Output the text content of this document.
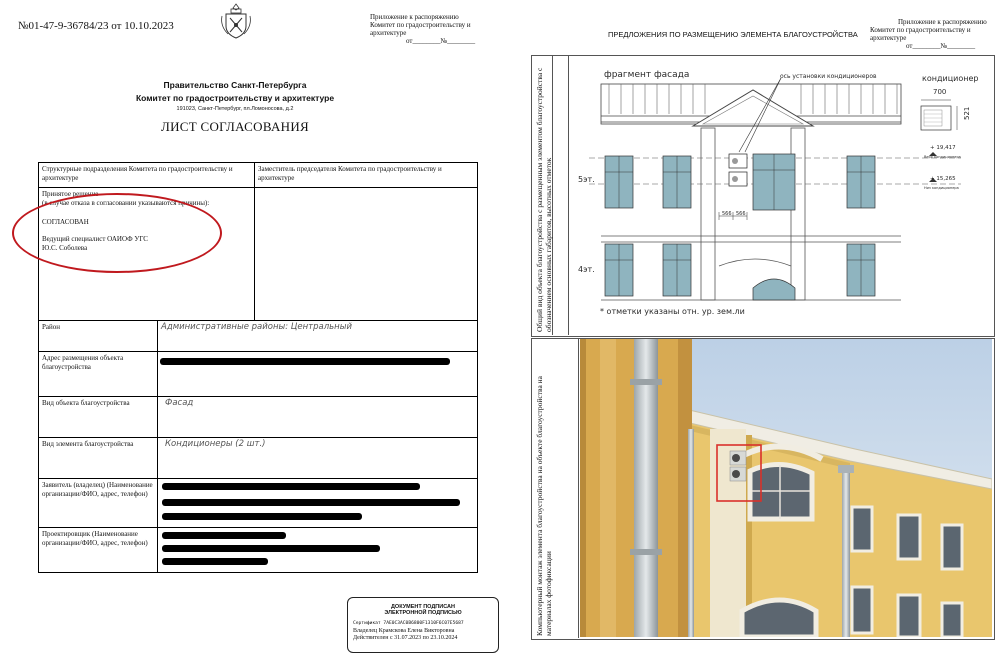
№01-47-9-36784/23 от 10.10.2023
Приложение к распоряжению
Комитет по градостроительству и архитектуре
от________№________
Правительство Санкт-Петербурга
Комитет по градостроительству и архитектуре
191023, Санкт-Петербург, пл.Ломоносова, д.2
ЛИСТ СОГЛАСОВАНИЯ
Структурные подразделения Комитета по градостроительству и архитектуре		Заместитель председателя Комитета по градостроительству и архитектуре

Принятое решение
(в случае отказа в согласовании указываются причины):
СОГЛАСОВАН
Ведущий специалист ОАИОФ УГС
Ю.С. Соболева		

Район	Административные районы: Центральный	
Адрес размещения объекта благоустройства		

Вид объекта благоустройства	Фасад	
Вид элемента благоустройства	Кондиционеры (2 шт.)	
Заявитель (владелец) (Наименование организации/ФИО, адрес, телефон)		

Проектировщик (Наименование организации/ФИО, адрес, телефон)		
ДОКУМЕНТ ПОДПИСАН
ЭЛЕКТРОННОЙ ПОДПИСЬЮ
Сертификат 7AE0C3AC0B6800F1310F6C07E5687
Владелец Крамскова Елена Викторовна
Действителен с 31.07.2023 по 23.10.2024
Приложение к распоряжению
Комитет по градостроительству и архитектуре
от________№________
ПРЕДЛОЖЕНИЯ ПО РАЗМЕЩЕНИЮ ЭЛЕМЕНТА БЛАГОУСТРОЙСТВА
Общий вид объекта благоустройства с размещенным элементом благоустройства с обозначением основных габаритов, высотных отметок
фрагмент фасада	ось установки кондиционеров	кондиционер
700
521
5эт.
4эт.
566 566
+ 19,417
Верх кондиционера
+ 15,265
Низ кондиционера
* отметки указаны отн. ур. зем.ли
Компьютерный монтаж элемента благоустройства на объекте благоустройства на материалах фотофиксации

--------------------

## AIM OF THE EXERCISE
Give every record again exactly, apart from the pictures, which stay out.

## WRITTEN ANSWER
Output the text content of this document.
№01-47-9-36784/23 от 10.10.2023
Приложение к распоряжению
Комитет по градостроительству и архитектуре
от________№________
Правительство Санкт-Петербурга
Комитет по градостроительству и архитектуре
191023, Санкт-Петербург, пл.Ломоносова, д.2
ЛИСТ СОГЛАСОВАНИЯ
Структурные подразделения Комитета по градостроительству и архитектуре		Заместитель председателя Комитета по градостроительству и архитектуре

Принятое решение
(в случае отказа в согласовании указываются причины):
СОГЛАСОВАН
Ведущий специалист ОАИОФ УГС
Ю.С. Соболева		

Район	Административные районы: Центральный	
Адрес размещения объекта благоустройства		

Вид объекта благоустройства	Фасад	
Вид элемента благоустройства	Кондиционеры (2 шт.)	
Заявитель (владелец) (Наименование организации/ФИО, адрес, телефон)		

Проектировщик (Наименование организации/ФИО, адрес, телефон)		
ДОКУМЕНТ ПОДПИСАН
ЭЛЕКТРОННОЙ ПОДПИСЬЮ
Сертификат 7AE0C3AC0B6800F1310F6C07E5687
Владелец Крамскова Елена Викторовна
Действителен с 31.07.2023 по 23.10.2024
Приложение к распоряжению
Комитет по градостроительству и архитектуре
от________№________
ПРЕДЛОЖЕНИЯ ПО РАЗМЕЩЕНИЮ ЭЛЕМЕНТА БЛАГОУСТРОЙСТВА
Общий вид объекта благоустройства с размещенным элементом благоустройства с обозначением основных габаритов, высотных отметок
фрагмент фасада	ось установки кондиционеров	кондиционер
700
521
5эт.
4эт.
566 566
+ 19,417
Верх кондиционера
+ 15,265
Низ кондиционера
* отметки указаны отн. ур. зем.ли
Компьютерный монтаж элемента благоустройства на объекте благоустройства на материалах фотофиксации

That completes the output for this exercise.